Information supplied:
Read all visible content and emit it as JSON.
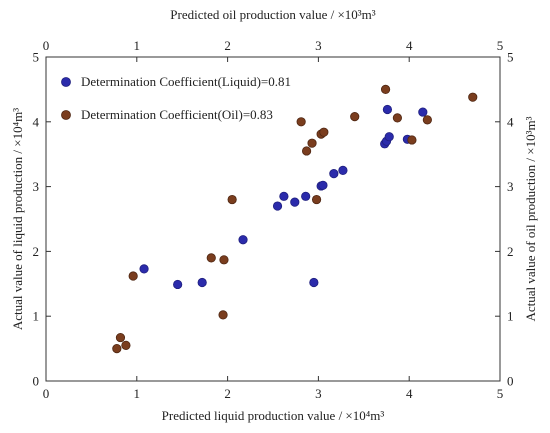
{
  "chart_data": {
    "type": "scatter",
    "axes": {
      "bottom": {
        "label": "Predicted liquid production value / ×10⁴m³",
        "range": [
          0,
          5
        ],
        "ticks": [
          0,
          1,
          2,
          3,
          4,
          5
        ]
      },
      "top": {
        "label": "Predicted oil production value / ×10³m³",
        "range": [
          0,
          5
        ],
        "ticks": [
          0,
          1,
          2,
          3,
          4,
          5
        ]
      },
      "left": {
        "label": "Actual value of liquid production / ×10⁴m³",
        "range": [
          0,
          5
        ],
        "ticks": [
          0,
          1,
          2,
          3,
          4,
          5
        ]
      },
      "right": {
        "label": "Actual value of oil production / ×10³m³",
        "range": [
          0,
          5
        ],
        "ticks": [
          0,
          1,
          2,
          3,
          4,
          5
        ]
      }
    },
    "grid": false,
    "legend_position": "top-left",
    "series": [
      {
        "name": "Determination Coefficient(Liquid)=0.81",
        "color": "#2b2bab",
        "marker": "circle",
        "x_axis": "bottom",
        "y_axis": "left",
        "x": [
          1.08,
          1.45,
          1.72,
          2.17,
          2.55,
          2.62,
          2.74,
          2.86,
          2.95,
          3.03,
          3.05,
          3.17,
          3.27,
          3.73,
          3.75,
          3.76,
          3.78,
          3.98,
          4.15
        ],
        "y": [
          1.73,
          1.49,
          1.52,
          2.18,
          2.7,
          2.85,
          2.76,
          2.85,
          1.52,
          3.01,
          3.02,
          3.2,
          3.25,
          3.66,
          3.7,
          4.19,
          3.77,
          3.73,
          4.15
        ]
      },
      {
        "name": "Determination Coefficient(Oil)=0.83",
        "color": "#7a3d1e",
        "marker": "circle",
        "x_axis": "top",
        "y_axis": "right",
        "x": [
          0.78,
          0.82,
          0.88,
          0.96,
          1.82,
          1.95,
          1.96,
          2.05,
          2.81,
          2.87,
          2.93,
          2.98,
          3.03,
          3.06,
          3.4,
          3.74,
          3.87,
          4.03,
          4.2,
          4.7
        ],
        "y": [
          0.5,
          0.67,
          0.55,
          1.62,
          1.9,
          1.02,
          1.87,
          2.8,
          4.0,
          3.55,
          3.67,
          2.8,
          3.81,
          3.84,
          4.08,
          4.5,
          4.06,
          3.72,
          4.03,
          4.38
        ]
      }
    ]
  }
}
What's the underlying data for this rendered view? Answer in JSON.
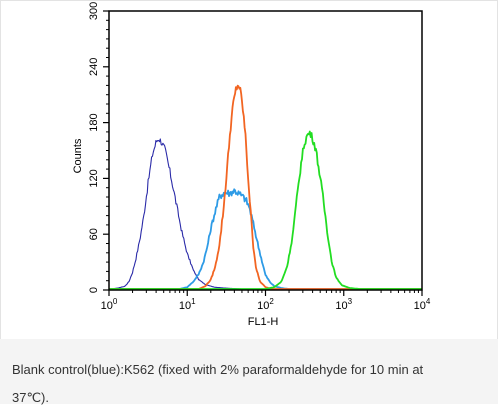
{
  "chart_data": {
    "type": "line",
    "title": "",
    "xlabel": "FL1-H",
    "ylabel": "Counts",
    "x_scale": "log",
    "xlim": [
      1,
      10000
    ],
    "ylim": [
      0,
      300
    ],
    "x_ticks": [
      {
        "value": 1,
        "base": "10",
        "exp": "0"
      },
      {
        "value": 10,
        "base": "10",
        "exp": "1"
      },
      {
        "value": 100,
        "base": "10",
        "exp": "2"
      },
      {
        "value": 1000,
        "base": "10",
        "exp": "3"
      },
      {
        "value": 10000,
        "base": "10",
        "exp": "4"
      }
    ],
    "y_ticks": [
      {
        "value": 0,
        "label": "0"
      },
      {
        "value": 60,
        "label": "60"
      },
      {
        "value": 120,
        "label": "120"
      },
      {
        "value": 180,
        "label": "180"
      },
      {
        "value": 240,
        "label": "240"
      },
      {
        "value": 300,
        "label": "300"
      }
    ],
    "grid": false,
    "legend": "none",
    "series": [
      {
        "color": "#2a2aa8",
        "points": [
          [
            1.0,
            0
          ],
          [
            1.3,
            1
          ],
          [
            1.6,
            3
          ],
          [
            1.8,
            8
          ],
          [
            2.0,
            18
          ],
          [
            2.2,
            32
          ],
          [
            2.5,
            55
          ],
          [
            2.8,
            80
          ],
          [
            3.0,
            100
          ],
          [
            3.3,
            125
          ],
          [
            3.6,
            145
          ],
          [
            4.0,
            158
          ],
          [
            4.3,
            162
          ],
          [
            4.7,
            158
          ],
          [
            5.2,
            150
          ],
          [
            5.8,
            132
          ],
          [
            6.5,
            112
          ],
          [
            7.5,
            85
          ],
          [
            8.5,
            62
          ],
          [
            10,
            38
          ],
          [
            12,
            20
          ],
          [
            14,
            10
          ],
          [
            17,
            5
          ],
          [
            22,
            2
          ],
          [
            30,
            1
          ],
          [
            50,
            0
          ],
          [
            10000,
            0
          ]
        ]
      },
      {
        "color": "#2e9be6",
        "points": [
          [
            1.0,
            0
          ],
          [
            8,
            0
          ],
          [
            10,
            2
          ],
          [
            12,
            8
          ],
          [
            14,
            16
          ],
          [
            16,
            28
          ],
          [
            18,
            45
          ],
          [
            20,
            65
          ],
          [
            23,
            85
          ],
          [
            26,
            100
          ],
          [
            30,
            104
          ],
          [
            35,
            103
          ],
          [
            40,
            106
          ],
          [
            45,
            103
          ],
          [
            50,
            100
          ],
          [
            56,
            96
          ],
          [
            62,
            88
          ],
          [
            70,
            70
          ],
          [
            80,
            48
          ],
          [
            90,
            30
          ],
          [
            100,
            15
          ],
          [
            115,
            7
          ],
          [
            130,
            3
          ],
          [
            160,
            1
          ],
          [
            200,
            0
          ],
          [
            10000,
            0
          ]
        ]
      },
      {
        "color": "#f26522",
        "points": [
          [
            1.0,
            0
          ],
          [
            14,
            0
          ],
          [
            17,
            3
          ],
          [
            20,
            10
          ],
          [
            23,
            25
          ],
          [
            26,
            50
          ],
          [
            29,
            85
          ],
          [
            32,
            125
          ],
          [
            35,
            165
          ],
          [
            38,
            195
          ],
          [
            42,
            215
          ],
          [
            45,
            220
          ],
          [
            48,
            212
          ],
          [
            52,
            190
          ],
          [
            56,
            160
          ],
          [
            60,
            120
          ],
          [
            65,
            80
          ],
          [
            70,
            45
          ],
          [
            76,
            22
          ],
          [
            85,
            8
          ],
          [
            100,
            2
          ],
          [
            120,
            0
          ],
          [
            10000,
            0
          ]
        ]
      },
      {
        "color": "#22dd22",
        "points": [
          [
            1.0,
            0
          ],
          [
            100,
            0
          ],
          [
            130,
            2
          ],
          [
            160,
            8
          ],
          [
            190,
            25
          ],
          [
            220,
            55
          ],
          [
            250,
            95
          ],
          [
            280,
            130
          ],
          [
            310,
            155
          ],
          [
            340,
            165
          ],
          [
            370,
            168
          ],
          [
            400,
            162
          ],
          [
            440,
            150
          ],
          [
            490,
            125
          ],
          [
            550,
            95
          ],
          [
            620,
            60
          ],
          [
            700,
            30
          ],
          [
            800,
            12
          ],
          [
            950,
            4
          ],
          [
            1200,
            1
          ],
          [
            1600,
            0
          ],
          [
            10000,
            0
          ]
        ]
      }
    ]
  },
  "caption": {
    "line1": "Blank control(blue):K562 (fixed with 2% paraformaldehyde for 10 min at",
    "line2": "37℃)."
  }
}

Task brief:
Locate all lines holding the word "Actual", then copy them out.

Reply:
        "label": "Actual value of liquid production / ×10⁴m³",
        "label": "Actual value of oil production / ×10³m³",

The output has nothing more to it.